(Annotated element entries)

>>>>

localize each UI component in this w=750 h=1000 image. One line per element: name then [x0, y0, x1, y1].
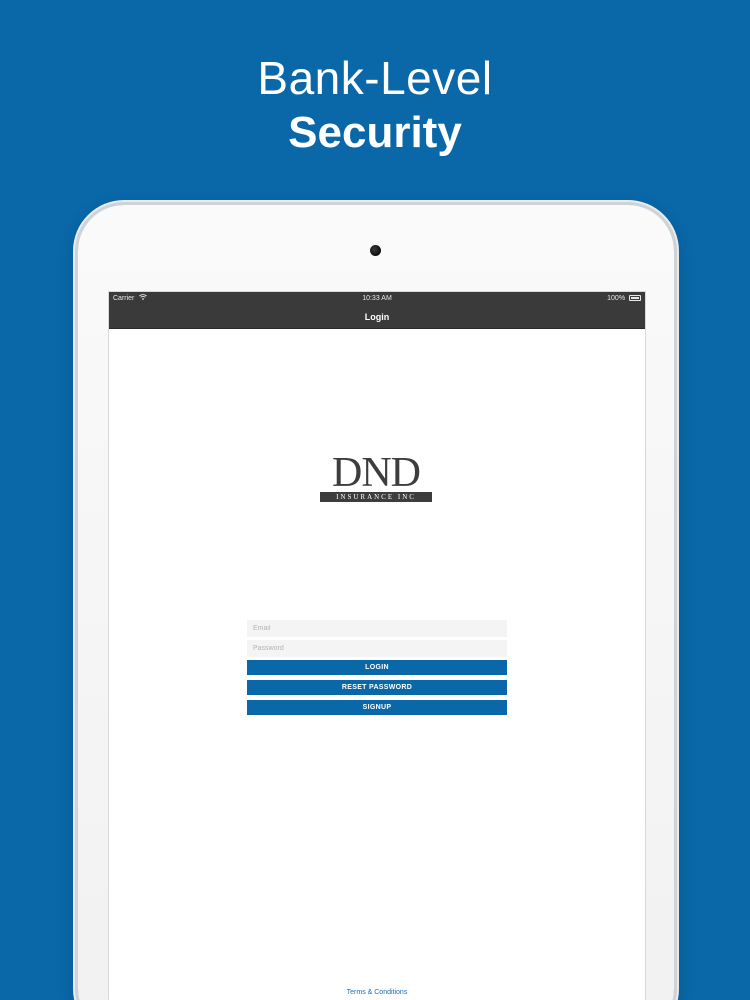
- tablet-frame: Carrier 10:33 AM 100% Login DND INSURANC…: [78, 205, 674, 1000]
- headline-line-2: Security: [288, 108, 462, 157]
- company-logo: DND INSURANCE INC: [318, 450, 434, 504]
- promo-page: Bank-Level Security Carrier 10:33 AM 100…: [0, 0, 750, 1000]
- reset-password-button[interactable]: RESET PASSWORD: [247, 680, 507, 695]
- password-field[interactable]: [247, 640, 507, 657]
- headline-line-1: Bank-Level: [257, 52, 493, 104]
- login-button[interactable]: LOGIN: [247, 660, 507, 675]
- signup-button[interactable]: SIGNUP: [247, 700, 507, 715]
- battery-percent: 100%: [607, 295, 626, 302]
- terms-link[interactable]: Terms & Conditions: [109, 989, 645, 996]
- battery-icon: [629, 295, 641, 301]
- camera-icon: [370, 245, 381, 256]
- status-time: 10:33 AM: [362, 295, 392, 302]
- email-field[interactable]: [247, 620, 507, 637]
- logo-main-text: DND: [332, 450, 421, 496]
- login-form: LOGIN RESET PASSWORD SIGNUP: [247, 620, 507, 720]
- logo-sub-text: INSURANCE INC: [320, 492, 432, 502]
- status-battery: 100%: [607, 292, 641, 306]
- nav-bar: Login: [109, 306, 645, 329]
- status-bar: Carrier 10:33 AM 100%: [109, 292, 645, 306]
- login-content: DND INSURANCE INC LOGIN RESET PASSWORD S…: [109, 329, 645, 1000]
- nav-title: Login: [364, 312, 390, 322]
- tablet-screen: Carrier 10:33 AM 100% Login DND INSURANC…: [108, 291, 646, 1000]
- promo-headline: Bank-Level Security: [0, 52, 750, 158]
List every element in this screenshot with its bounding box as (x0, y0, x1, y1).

<<<<
>>>>

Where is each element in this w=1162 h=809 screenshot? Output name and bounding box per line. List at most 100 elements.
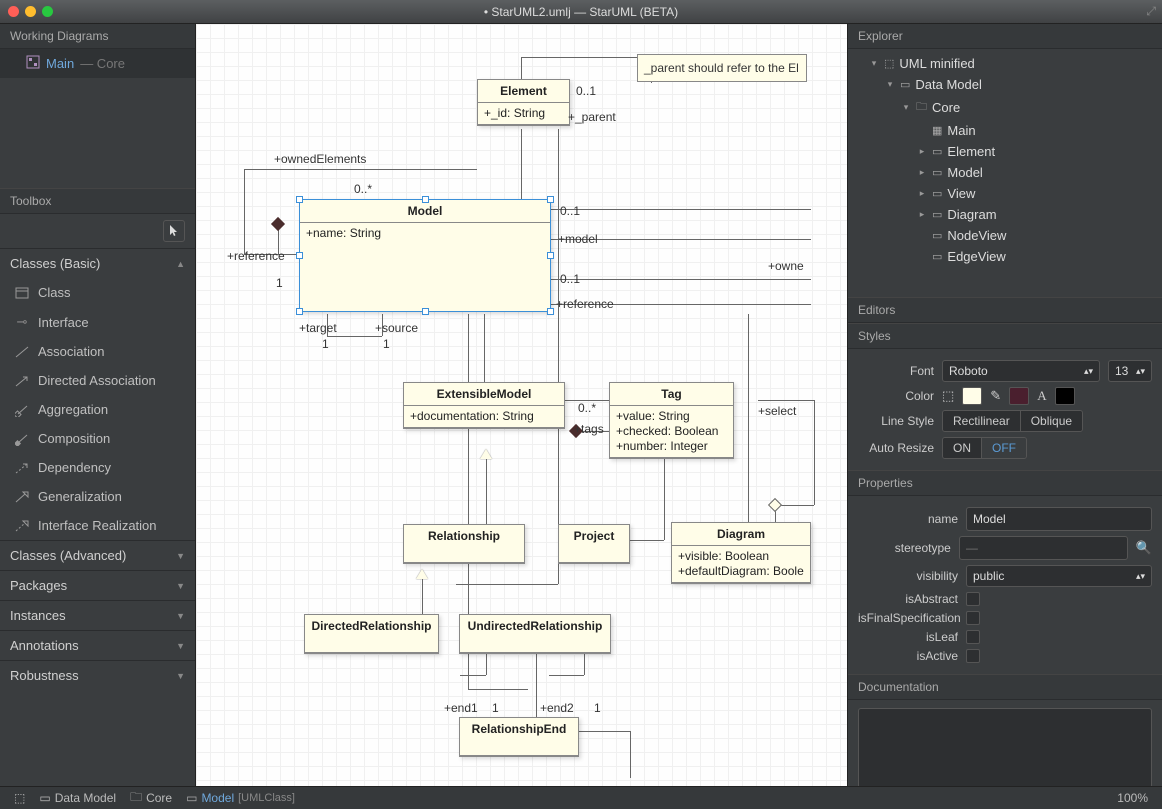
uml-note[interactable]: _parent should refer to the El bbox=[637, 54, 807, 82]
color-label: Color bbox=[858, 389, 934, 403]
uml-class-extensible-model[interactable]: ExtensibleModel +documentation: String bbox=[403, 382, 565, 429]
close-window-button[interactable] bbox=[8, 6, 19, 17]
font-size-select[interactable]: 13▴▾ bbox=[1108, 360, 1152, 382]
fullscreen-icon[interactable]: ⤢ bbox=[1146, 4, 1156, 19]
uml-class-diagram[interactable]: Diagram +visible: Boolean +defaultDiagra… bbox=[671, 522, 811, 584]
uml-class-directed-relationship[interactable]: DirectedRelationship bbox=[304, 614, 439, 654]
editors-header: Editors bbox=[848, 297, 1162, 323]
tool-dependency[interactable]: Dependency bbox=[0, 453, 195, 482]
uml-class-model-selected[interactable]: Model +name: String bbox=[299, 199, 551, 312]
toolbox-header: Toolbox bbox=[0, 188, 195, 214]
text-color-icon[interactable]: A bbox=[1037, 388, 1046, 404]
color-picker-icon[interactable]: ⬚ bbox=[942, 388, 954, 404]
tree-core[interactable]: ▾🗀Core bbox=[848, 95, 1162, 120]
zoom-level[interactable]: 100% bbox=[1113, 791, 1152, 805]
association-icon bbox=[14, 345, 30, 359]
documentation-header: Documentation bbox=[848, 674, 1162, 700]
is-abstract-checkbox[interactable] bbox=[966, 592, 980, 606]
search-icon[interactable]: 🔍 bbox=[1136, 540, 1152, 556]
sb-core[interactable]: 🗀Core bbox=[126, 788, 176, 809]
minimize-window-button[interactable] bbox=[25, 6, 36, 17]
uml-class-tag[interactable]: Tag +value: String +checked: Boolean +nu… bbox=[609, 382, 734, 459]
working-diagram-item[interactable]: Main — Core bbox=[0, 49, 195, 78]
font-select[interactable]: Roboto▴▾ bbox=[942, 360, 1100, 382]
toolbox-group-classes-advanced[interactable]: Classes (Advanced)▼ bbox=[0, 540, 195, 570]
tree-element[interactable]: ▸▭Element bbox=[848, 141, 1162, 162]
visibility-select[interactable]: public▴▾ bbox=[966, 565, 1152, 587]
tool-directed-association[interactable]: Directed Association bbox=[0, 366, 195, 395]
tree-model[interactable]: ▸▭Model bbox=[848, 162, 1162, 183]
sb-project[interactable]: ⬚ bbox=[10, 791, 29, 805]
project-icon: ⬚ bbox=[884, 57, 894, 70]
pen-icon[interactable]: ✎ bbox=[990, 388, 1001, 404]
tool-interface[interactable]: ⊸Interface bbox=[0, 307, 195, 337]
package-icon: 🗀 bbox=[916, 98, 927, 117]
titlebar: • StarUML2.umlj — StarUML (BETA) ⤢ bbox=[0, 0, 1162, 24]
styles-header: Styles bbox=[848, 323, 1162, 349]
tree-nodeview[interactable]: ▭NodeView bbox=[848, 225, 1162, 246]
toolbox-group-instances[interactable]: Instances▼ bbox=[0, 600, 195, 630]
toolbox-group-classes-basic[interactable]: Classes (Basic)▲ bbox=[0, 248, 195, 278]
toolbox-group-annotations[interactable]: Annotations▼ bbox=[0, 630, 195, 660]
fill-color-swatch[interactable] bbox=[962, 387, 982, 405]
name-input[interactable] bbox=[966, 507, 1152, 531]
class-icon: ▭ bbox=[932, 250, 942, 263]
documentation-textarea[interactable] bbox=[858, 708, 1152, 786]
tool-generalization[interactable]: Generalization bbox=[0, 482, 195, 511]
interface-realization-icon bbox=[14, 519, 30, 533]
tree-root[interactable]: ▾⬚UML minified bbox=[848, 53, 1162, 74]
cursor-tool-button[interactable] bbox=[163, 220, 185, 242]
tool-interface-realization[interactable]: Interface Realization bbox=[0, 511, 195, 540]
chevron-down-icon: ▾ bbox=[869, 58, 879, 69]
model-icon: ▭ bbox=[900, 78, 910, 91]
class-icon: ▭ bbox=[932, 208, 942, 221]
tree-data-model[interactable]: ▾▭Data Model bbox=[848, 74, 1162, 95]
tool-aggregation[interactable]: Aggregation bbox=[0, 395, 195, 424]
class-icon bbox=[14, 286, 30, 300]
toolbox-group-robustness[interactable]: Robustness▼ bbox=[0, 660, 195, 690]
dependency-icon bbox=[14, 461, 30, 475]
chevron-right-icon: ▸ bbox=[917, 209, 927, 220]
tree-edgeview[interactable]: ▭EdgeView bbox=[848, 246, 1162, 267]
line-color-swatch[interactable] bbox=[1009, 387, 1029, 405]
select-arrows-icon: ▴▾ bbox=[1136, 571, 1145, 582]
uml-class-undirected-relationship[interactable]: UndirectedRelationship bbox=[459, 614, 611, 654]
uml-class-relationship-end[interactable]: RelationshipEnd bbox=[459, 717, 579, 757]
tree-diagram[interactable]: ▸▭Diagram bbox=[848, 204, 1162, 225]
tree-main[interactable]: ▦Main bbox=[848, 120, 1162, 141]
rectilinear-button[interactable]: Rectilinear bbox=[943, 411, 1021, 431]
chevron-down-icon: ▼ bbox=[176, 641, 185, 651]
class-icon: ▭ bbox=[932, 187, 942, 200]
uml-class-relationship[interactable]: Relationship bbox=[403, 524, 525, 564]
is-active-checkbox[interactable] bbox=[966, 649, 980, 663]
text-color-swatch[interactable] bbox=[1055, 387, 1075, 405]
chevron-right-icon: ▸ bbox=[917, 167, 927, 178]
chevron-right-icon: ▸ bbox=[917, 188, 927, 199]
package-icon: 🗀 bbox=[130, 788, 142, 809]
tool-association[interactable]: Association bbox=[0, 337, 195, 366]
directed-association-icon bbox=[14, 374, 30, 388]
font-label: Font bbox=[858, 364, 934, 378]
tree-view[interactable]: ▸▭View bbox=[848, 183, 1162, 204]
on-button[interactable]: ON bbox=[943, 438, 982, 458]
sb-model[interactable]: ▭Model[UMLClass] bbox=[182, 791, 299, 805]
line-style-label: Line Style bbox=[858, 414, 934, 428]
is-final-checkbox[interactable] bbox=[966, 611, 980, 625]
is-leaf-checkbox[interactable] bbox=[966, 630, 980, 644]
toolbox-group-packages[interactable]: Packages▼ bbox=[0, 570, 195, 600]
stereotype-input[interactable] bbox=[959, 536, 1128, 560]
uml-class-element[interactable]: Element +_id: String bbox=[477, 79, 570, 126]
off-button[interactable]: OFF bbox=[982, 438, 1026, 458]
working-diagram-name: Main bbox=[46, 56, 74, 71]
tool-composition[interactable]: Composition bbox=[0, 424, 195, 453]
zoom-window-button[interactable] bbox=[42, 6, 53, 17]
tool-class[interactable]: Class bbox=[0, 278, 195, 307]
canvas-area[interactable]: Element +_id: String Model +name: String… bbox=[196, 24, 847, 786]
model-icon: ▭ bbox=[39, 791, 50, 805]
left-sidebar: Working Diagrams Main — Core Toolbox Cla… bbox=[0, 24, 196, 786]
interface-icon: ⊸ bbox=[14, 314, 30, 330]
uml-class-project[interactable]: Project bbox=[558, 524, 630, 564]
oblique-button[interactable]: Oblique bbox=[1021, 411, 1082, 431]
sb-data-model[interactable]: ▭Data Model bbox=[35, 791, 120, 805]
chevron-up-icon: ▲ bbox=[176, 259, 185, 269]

<<<<

* [SET PROBLEM]:
Locate every line above that contains the string "dependency", and copy each such line in full.

* [OUTPUT FOR THIS EXERCISE]:
tool-dependency[interactable]: Dependency bbox=[0, 453, 195, 482]
dependency-icon bbox=[14, 461, 30, 475]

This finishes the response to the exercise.